** Problem **
Nothing before the line containing "What does this" belongs in the answer; quote that line and all lines after it through the end of the material, word for word.

===== Listed records

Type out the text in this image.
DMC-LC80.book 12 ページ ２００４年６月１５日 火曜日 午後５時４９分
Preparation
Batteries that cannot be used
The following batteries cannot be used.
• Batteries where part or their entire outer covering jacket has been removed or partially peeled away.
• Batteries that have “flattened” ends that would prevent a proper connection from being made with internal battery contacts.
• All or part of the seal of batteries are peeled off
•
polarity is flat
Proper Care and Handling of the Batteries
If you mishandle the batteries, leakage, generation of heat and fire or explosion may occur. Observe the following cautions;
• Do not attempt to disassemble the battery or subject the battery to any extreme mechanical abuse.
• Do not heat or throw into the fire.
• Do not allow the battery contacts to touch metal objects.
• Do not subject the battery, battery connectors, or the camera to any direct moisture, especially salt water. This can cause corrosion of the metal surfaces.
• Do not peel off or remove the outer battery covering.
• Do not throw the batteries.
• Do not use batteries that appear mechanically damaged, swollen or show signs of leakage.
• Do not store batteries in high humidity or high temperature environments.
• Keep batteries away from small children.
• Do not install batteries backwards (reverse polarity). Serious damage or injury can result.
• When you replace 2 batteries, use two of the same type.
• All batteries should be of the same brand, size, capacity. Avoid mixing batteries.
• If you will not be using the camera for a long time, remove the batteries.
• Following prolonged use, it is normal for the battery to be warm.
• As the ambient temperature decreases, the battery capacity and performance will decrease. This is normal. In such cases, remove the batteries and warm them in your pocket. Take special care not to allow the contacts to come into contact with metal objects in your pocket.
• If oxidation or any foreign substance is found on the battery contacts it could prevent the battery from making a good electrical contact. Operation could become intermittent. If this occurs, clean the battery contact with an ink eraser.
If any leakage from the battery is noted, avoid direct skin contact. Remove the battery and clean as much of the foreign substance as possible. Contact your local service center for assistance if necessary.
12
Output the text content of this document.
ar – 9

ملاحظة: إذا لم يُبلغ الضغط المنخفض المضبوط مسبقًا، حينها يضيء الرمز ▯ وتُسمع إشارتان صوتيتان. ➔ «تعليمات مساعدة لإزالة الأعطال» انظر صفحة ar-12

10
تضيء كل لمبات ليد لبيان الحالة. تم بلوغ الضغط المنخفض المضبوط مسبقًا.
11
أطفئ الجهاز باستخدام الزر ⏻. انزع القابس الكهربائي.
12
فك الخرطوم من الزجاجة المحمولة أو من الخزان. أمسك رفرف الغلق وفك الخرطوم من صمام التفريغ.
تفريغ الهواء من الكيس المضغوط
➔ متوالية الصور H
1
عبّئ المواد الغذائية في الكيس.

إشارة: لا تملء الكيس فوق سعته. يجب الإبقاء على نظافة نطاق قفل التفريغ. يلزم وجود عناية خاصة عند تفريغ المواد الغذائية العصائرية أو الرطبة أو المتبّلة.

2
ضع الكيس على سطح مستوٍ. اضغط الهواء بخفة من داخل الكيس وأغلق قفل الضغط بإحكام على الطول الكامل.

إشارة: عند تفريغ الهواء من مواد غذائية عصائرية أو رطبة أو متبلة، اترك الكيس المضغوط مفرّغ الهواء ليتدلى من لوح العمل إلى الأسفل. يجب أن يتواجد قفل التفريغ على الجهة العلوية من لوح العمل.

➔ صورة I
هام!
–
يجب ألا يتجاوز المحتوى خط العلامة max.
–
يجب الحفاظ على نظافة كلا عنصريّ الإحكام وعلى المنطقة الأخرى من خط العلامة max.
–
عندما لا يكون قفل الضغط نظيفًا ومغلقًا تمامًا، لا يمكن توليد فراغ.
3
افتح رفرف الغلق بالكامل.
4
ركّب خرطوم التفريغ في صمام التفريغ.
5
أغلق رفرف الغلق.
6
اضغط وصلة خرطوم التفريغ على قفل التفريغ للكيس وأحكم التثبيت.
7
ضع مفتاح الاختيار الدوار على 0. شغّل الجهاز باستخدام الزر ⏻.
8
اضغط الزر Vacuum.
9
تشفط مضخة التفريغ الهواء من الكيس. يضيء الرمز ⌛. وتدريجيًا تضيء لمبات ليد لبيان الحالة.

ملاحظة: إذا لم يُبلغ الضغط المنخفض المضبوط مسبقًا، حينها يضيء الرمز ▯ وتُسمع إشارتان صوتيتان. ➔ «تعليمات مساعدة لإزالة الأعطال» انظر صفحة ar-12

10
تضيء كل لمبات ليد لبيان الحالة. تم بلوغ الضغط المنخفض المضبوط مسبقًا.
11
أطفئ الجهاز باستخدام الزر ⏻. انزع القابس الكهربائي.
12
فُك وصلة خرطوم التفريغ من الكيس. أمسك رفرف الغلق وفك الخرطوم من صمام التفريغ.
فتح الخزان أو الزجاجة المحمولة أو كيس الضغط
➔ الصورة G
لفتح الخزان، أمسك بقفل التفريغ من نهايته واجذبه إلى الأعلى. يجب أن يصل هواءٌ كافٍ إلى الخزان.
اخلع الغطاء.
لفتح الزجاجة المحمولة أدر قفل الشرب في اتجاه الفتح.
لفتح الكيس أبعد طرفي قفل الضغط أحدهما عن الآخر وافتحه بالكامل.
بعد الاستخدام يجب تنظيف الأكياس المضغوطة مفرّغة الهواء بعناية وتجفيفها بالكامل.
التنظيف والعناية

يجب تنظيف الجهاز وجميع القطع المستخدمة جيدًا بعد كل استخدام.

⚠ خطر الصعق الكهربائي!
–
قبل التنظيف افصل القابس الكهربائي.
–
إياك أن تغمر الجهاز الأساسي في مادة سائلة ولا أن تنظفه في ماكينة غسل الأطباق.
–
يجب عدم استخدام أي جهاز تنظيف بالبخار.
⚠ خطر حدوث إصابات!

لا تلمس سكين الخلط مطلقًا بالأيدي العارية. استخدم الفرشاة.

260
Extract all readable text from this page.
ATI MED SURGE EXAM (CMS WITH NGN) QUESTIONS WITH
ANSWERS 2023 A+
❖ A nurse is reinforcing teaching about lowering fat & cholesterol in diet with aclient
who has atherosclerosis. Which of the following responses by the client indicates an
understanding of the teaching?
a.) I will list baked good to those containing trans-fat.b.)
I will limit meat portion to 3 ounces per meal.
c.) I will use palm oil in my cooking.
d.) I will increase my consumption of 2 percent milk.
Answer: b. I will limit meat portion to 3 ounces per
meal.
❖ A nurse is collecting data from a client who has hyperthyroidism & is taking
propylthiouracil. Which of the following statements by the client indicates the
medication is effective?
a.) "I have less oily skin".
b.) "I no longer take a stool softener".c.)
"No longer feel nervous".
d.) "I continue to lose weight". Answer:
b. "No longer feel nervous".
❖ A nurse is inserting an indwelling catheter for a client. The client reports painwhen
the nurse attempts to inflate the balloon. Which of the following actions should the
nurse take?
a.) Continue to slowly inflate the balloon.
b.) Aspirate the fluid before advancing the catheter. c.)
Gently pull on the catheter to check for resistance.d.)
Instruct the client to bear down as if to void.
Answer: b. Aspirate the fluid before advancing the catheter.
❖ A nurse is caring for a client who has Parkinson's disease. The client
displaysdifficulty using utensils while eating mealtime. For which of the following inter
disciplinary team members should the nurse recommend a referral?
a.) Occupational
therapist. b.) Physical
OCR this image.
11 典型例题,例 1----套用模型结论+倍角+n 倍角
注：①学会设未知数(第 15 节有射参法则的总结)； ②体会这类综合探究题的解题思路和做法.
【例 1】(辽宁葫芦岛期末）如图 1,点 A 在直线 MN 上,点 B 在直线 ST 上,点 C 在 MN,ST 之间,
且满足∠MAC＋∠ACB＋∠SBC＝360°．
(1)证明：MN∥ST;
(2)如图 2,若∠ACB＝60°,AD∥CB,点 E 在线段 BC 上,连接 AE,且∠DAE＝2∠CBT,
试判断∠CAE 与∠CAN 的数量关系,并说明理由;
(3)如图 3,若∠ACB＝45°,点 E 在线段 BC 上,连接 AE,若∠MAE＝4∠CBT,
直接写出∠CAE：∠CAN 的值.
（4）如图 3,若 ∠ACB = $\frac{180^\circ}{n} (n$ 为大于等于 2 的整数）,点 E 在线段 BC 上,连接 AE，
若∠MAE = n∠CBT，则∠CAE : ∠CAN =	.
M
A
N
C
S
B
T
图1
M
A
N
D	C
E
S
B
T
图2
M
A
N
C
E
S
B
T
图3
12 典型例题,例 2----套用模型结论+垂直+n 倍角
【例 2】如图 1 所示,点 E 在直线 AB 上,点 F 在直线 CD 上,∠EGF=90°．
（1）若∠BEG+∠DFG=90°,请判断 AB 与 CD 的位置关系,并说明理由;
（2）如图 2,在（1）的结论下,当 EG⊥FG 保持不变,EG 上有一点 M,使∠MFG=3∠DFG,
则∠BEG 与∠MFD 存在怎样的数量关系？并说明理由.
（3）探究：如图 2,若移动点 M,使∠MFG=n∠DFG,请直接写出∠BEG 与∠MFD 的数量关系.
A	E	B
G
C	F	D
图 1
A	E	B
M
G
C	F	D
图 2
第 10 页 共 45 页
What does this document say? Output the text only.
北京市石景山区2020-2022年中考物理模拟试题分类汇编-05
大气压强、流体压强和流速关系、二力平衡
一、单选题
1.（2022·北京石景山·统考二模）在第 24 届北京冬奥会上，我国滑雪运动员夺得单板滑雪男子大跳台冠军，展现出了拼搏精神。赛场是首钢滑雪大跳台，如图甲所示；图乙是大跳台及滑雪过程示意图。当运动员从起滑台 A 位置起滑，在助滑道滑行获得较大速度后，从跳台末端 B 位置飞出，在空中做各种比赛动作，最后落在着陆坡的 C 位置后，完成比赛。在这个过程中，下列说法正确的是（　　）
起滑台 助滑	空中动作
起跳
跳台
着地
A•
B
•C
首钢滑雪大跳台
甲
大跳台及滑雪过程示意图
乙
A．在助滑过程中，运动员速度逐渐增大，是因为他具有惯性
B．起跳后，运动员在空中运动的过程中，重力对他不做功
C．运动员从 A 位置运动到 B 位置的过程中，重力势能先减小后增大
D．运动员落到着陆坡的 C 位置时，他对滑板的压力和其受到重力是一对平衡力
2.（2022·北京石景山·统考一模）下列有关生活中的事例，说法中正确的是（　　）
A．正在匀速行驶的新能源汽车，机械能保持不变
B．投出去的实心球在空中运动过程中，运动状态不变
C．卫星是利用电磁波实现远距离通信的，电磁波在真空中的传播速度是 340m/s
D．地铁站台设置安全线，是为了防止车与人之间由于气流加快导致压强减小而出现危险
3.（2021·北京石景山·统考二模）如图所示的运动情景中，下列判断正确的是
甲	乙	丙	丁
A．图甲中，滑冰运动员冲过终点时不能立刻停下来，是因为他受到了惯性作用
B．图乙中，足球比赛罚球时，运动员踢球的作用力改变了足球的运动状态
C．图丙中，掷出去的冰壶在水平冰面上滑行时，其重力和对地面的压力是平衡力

==========

** Final result **
What does this document say? Output the text only.
北京市石景山区2020-2022年中考物理模拟试题分类汇编-05
大气压强、流体压强和流速关系、二力平衡
一、单选题
1.（2022·北京石景山·统考二模）在第 24 届北京冬奥会上，我国滑雪运动员夺得单板滑雪男子大跳台冠军，展现出了拼搏精神。赛场是首钢滑雪大跳台，如图甲所示；图乙是大跳台及滑雪过程示意图。当运动员从起滑台 A 位置起滑，在助滑道滑行获得较大速度后，从跳台末端 B 位置飞出，在空中做各种比赛动作，最后落在着陆坡的 C 位置后，完成比赛。在这个过程中，下列说法正确的是（　　）
起滑台 助滑	空中动作
起跳
跳台
着地
A•
B
•C
首钢滑雪大跳台
甲
大跳台及滑雪过程示意图
乙
A．在助滑过程中，运动员速度逐渐增大，是因为他具有惯性
B．起跳后，运动员在空中运动的过程中，重力对他不做功
C．运动员从 A 位置运动到 B 位置的过程中，重力势能先减小后增大
D．运动员落到着陆坡的 C 位置时，他对滑板的压力和其受到重力是一对平衡力
2.（2022·北京石景山·统考一模）下列有关生活中的事例，说法中正确的是（　　）
A．正在匀速行驶的新能源汽车，机械能保持不变
B．投出去的实心球在空中运动过程中，运动状态不变
C．卫星是利用电磁波实现远距离通信的，电磁波在真空中的传播速度是 340m/s
D．地铁站台设置安全线，是为了防止车与人之间由于气流加快导致压强减小而出现危险
3.（2021·北京石景山·统考二模）如图所示的运动情景中，下列判断正确的是
甲	乙	丙	丁
A．图甲中，滑冰运动员冲过终点时不能立刻停下来，是因为他受到了惯性作用
B．图乙中，足球比赛罚球时，运动员踢球的作用力改变了足球的运动状态
C．图丙中，掷出去的冰壶在水平冰面上滑行时，其重力和对地面的压力是平衡力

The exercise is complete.